→ REQUIRED TASK:
Find every line in the records that contains the word "Details", matching case exactly, and copy each one.

→ TASK INPUT:

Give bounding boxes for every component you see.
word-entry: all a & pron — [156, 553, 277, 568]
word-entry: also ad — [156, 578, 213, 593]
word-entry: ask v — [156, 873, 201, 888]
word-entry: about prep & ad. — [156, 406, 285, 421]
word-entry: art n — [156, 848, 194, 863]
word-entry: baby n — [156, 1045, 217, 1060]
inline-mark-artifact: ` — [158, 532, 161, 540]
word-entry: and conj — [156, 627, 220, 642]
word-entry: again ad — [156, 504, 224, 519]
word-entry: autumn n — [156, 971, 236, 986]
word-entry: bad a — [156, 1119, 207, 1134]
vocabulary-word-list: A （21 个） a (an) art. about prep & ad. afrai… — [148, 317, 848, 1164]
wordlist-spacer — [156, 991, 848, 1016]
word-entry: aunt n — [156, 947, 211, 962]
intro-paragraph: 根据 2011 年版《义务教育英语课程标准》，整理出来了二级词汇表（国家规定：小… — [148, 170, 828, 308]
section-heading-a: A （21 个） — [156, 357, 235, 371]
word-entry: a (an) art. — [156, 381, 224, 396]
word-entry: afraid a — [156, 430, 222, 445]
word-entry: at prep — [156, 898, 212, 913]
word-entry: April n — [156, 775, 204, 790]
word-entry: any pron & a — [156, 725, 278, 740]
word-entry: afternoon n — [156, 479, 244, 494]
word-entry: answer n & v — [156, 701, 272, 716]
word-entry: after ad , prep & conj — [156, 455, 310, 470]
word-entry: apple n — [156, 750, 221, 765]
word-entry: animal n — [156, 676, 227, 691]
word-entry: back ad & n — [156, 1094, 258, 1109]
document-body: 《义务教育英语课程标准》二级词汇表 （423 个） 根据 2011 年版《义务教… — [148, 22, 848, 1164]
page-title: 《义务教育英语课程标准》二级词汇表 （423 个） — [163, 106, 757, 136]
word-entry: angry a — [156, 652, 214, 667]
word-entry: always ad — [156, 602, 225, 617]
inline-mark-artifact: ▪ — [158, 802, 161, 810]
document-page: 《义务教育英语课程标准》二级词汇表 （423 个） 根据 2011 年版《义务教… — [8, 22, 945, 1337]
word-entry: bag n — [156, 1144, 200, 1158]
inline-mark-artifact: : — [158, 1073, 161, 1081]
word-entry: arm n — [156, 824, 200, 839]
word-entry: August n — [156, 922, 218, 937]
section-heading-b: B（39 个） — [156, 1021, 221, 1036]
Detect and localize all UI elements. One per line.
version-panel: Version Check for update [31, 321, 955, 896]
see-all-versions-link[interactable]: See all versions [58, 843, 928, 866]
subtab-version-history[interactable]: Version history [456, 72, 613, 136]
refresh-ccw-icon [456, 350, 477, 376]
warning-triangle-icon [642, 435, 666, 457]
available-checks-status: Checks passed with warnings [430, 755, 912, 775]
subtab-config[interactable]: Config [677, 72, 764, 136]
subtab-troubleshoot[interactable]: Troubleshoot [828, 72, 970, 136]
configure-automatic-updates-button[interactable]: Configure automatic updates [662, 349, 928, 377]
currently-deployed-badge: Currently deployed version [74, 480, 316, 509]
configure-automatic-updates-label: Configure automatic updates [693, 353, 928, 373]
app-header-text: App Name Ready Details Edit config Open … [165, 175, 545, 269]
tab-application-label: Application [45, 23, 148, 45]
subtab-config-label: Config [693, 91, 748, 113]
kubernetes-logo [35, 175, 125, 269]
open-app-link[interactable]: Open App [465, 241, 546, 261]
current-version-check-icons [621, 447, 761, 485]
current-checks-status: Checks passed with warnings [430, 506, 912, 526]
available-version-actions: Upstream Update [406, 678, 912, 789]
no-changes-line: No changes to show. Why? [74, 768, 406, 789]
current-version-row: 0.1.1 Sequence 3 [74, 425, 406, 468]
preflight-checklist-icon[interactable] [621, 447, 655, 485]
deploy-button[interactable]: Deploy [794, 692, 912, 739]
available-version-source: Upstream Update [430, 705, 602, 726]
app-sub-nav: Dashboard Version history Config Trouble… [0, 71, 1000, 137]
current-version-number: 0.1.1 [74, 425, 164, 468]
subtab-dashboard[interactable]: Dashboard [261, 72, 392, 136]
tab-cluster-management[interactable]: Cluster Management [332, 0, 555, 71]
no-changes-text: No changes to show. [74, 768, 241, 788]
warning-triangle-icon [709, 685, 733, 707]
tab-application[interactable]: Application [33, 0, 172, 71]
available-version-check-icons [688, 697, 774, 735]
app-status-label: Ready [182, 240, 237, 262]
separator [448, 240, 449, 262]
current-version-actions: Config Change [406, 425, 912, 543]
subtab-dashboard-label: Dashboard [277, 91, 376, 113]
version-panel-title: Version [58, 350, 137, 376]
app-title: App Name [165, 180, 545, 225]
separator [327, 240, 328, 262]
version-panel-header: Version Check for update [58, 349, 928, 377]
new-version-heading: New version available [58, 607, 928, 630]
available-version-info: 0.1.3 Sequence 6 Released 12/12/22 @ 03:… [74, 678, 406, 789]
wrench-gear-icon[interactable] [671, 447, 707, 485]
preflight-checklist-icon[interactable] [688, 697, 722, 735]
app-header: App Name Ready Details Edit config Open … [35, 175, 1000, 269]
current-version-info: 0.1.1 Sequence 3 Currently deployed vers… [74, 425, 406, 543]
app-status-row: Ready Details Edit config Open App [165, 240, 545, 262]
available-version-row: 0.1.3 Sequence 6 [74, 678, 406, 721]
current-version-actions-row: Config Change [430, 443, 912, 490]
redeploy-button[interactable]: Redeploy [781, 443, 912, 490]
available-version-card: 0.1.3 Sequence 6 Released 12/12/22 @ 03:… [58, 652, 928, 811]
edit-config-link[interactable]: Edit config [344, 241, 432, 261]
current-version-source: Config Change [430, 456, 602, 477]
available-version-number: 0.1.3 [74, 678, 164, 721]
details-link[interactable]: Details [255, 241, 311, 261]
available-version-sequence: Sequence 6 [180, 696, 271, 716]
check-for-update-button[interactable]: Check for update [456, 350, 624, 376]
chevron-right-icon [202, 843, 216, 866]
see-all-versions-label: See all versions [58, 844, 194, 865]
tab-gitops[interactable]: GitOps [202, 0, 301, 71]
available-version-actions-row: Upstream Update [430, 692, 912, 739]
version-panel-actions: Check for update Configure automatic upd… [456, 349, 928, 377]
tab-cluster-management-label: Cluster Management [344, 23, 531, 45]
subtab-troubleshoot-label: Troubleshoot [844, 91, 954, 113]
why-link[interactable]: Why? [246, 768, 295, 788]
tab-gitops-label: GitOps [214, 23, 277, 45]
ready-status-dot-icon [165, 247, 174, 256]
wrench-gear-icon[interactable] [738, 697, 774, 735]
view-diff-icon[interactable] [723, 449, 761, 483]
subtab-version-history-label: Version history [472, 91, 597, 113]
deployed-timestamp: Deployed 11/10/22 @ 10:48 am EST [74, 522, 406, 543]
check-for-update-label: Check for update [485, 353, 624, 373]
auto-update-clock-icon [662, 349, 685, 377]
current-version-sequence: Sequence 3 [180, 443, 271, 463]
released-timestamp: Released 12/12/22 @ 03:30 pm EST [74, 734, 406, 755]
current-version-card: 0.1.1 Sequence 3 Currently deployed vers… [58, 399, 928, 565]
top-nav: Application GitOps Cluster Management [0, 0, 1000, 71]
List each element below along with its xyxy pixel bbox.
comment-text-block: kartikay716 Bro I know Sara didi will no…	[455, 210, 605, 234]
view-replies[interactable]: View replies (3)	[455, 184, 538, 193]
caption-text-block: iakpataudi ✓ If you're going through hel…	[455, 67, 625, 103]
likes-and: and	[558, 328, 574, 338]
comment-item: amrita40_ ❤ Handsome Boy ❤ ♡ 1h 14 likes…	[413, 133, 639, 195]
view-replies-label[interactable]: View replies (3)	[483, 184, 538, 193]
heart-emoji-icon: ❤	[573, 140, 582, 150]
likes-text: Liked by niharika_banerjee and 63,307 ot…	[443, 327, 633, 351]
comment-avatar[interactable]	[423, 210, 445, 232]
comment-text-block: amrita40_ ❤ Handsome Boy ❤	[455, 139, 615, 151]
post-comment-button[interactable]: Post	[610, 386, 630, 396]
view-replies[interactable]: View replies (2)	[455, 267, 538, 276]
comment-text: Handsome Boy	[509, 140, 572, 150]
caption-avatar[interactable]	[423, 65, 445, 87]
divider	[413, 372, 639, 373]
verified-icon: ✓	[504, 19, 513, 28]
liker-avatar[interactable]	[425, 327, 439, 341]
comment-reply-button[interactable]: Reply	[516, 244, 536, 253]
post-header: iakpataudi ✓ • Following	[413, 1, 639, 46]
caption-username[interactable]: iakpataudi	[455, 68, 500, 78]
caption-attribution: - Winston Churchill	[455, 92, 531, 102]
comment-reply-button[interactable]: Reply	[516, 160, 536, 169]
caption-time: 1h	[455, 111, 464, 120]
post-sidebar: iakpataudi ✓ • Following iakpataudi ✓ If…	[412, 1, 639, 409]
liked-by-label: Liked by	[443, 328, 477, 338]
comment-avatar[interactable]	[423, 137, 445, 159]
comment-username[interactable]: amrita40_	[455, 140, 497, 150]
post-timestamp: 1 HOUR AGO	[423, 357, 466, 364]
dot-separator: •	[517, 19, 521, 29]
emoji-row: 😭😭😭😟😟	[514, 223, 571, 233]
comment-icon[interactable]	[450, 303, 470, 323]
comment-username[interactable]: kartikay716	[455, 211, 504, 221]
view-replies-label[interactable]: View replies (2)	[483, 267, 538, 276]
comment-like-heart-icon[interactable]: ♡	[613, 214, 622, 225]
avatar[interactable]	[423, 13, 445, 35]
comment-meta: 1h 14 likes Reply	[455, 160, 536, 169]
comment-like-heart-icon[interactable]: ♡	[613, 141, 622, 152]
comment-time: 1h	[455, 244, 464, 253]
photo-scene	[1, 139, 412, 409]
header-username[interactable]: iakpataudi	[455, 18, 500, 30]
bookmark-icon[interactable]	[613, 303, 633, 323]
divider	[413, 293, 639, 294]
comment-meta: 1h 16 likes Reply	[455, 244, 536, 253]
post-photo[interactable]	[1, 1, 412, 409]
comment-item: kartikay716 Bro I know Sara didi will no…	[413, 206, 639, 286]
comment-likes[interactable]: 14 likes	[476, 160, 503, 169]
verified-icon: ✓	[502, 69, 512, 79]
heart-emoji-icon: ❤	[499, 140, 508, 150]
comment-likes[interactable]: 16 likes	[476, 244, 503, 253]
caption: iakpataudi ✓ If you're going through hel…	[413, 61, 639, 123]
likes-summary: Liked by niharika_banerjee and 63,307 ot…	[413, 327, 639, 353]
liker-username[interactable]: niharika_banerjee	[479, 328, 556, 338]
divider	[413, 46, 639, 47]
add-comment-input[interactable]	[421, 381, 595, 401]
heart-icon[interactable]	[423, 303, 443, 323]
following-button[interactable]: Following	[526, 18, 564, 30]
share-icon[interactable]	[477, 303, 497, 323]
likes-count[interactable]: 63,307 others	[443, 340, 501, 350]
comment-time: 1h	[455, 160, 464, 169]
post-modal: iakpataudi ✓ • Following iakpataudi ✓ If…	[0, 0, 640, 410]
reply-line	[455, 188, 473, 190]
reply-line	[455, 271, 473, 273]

→ PROBLEM SOLUTION:
app-header-text: App Name Ready Details Edit config Open … [165, 175, 545, 269]
app-header: App Name Ready Details Edit config Open … [35, 175, 1000, 269]
app-status-row: Ready Details Edit config Open App [165, 240, 545, 262]
details-link[interactable]: Details [255, 241, 311, 261]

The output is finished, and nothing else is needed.